| WHAT THE TASK REQUIRES |
Gather all lines with the word "JSON" in them.

| DATA FOR PROCESSING |

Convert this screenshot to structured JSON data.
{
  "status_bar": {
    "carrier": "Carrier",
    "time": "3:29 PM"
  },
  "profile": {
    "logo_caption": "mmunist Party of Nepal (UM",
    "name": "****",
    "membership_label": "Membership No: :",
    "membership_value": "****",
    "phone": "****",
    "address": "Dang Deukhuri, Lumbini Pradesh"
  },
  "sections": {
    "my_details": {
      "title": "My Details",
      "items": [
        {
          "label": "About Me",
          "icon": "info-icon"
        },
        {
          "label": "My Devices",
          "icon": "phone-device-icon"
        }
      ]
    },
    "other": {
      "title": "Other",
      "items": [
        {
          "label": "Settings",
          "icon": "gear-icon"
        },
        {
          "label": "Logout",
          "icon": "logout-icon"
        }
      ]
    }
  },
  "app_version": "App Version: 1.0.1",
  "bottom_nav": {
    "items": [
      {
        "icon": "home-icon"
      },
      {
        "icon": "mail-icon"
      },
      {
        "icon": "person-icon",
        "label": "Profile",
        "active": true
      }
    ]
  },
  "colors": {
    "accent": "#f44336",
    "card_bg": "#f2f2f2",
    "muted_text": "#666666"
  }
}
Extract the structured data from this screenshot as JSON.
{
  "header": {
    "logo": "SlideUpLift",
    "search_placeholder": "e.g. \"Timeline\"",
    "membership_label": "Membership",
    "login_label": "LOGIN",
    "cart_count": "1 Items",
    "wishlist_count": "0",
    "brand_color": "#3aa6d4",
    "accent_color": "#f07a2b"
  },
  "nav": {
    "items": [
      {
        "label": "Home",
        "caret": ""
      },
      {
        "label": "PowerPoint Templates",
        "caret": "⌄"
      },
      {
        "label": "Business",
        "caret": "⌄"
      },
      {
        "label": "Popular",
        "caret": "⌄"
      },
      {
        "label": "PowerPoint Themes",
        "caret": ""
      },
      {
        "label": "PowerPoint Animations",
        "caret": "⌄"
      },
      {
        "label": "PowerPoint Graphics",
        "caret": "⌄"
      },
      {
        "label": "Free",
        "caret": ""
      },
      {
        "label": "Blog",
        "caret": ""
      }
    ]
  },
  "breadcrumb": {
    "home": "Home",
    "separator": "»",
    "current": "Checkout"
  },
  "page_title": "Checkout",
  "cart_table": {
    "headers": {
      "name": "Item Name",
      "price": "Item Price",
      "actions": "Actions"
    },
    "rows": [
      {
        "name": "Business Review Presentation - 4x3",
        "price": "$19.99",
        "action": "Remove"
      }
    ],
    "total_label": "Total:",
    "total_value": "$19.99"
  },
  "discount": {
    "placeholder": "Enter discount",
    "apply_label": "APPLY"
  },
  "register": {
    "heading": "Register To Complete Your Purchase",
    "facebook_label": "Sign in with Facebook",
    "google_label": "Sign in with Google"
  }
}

| CORRECT OUTPUT |
Convert this screenshot to structured JSON data.
Extract the structured data from this screenshot as JSON.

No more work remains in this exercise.